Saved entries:

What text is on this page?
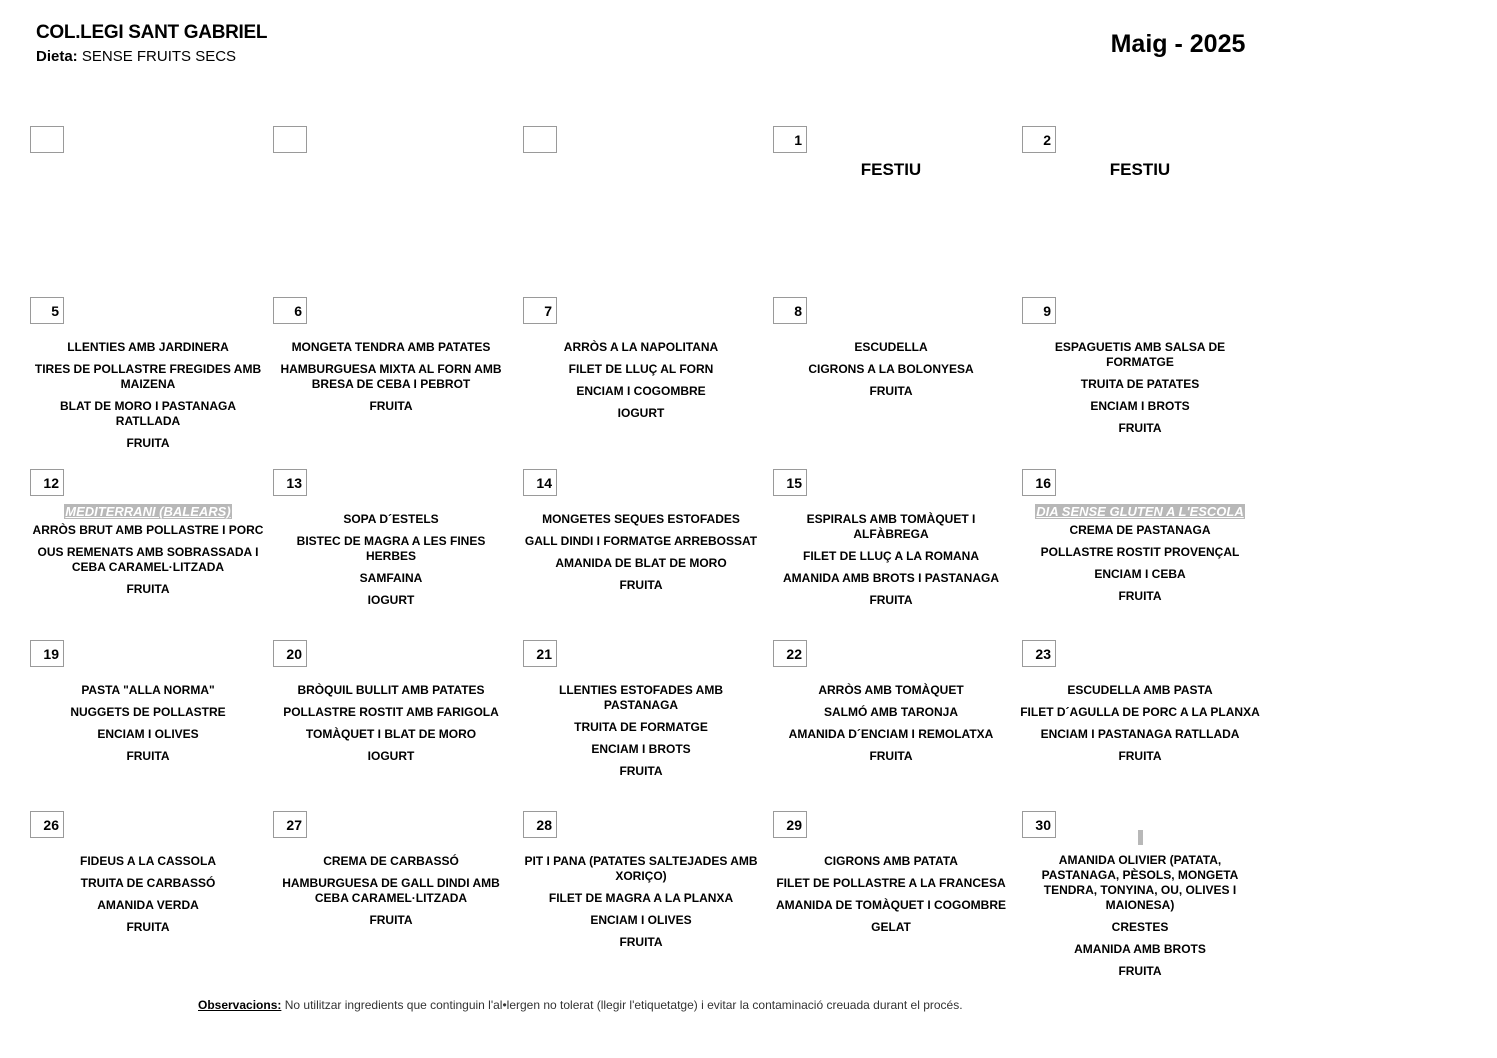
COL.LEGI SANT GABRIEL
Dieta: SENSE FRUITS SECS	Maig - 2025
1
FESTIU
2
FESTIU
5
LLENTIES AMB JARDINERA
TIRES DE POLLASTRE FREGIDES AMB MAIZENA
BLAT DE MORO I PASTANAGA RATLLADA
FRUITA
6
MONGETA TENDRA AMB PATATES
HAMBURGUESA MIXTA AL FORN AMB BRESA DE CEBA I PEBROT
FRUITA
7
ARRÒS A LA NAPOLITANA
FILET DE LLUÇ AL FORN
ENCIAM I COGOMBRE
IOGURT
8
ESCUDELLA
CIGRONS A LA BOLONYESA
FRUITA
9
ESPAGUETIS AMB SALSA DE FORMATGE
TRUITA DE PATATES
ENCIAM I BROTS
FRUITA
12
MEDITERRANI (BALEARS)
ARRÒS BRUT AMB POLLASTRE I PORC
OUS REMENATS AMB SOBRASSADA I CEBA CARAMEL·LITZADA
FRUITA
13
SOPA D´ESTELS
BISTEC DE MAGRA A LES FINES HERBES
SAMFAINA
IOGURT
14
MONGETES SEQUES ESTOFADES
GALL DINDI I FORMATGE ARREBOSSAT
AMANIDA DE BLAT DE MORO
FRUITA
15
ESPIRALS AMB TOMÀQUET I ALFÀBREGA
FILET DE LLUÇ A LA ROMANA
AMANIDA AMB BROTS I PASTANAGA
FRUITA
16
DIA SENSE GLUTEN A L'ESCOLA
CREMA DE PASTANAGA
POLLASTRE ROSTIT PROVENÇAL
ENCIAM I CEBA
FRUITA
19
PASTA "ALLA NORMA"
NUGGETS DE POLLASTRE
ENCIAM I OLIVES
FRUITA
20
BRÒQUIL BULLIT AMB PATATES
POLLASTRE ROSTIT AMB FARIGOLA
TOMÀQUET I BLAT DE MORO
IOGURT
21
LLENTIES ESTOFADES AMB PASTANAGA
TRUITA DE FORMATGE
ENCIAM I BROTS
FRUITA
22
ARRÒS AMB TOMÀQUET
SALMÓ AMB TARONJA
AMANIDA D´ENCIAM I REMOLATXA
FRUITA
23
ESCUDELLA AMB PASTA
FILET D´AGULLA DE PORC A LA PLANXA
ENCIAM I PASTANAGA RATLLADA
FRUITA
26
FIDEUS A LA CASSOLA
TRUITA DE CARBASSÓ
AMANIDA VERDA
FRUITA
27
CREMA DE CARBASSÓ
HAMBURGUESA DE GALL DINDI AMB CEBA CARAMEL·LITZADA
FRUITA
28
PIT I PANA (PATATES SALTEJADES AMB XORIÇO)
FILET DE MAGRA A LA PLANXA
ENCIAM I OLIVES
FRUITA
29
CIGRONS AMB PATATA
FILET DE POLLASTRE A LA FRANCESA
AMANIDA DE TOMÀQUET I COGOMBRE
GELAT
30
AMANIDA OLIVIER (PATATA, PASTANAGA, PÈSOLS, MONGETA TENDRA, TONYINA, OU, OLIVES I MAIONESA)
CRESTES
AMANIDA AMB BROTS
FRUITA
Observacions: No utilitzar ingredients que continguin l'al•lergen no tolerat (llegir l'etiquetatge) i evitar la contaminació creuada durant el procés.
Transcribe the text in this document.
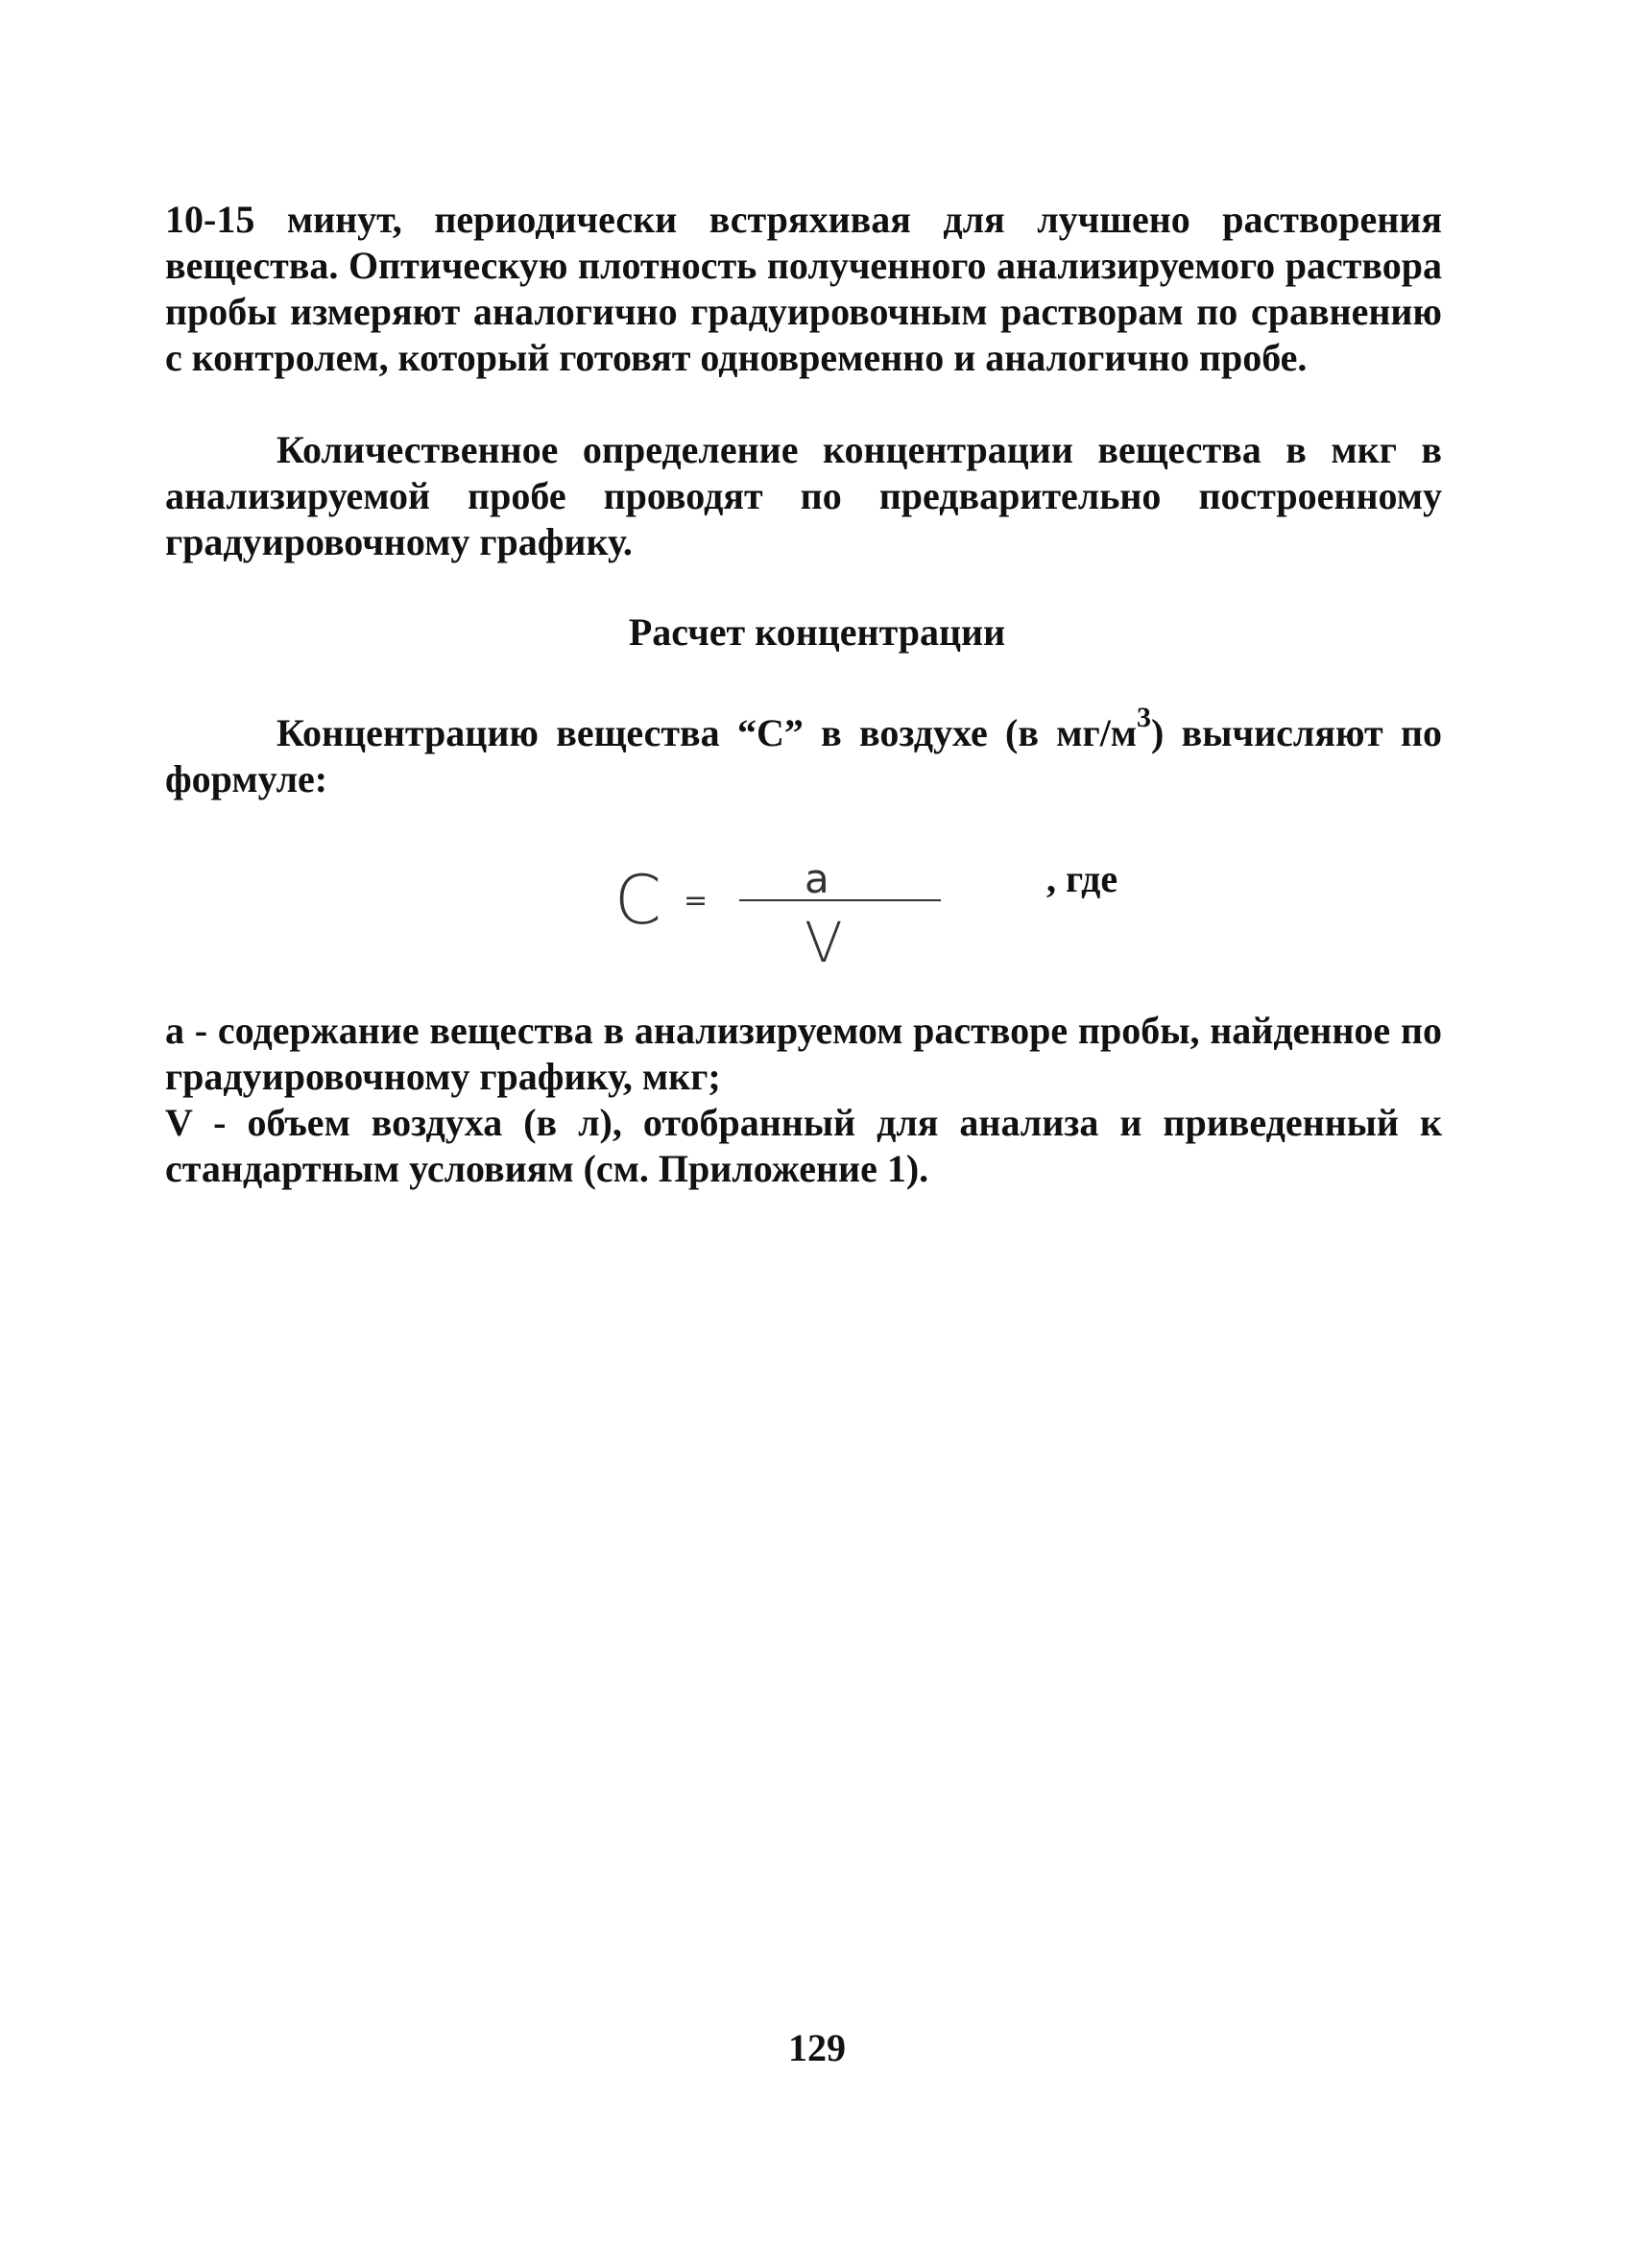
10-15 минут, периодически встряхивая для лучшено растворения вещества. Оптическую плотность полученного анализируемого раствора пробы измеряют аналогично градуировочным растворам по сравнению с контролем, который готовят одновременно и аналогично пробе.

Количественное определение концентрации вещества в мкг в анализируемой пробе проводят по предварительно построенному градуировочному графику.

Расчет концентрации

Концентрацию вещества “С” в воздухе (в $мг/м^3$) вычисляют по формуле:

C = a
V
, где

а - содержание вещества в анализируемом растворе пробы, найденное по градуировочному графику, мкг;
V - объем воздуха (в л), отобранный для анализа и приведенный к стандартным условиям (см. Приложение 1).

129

SHORT PROBLEM:
Begin with the line containing "Transcribe the text in this document." and end with the final line of the data, printing those lines exactly and only; pictures are left out.

FULL OUTPUT:
Transcribe the text in this document.
10-15 минут, периодически встряхивая для лучшено растворения вещества. Оптическую плотность полученного анализируемого раствора пробы измеряют аналогично градуировочным растворам по сравнению с контролем, который готовят одновременно и аналогично пробе.

Количественное определение концентрации вещества в мкг в анализируемой пробе проводят по предварительно построенному градуировочному графику.

Расчет концентрации

Концентрацию вещества “С” в воздухе (в $мг/м^3$) вычисляют по формуле:

C = a
V
, где

а - содержание вещества в анализируемом растворе пробы, найденное по градуировочному графику, мкг;
V - объем воздуха (в л), отобранный для анализа и приведенный к стандартным условиям (см. Приложение 1).

129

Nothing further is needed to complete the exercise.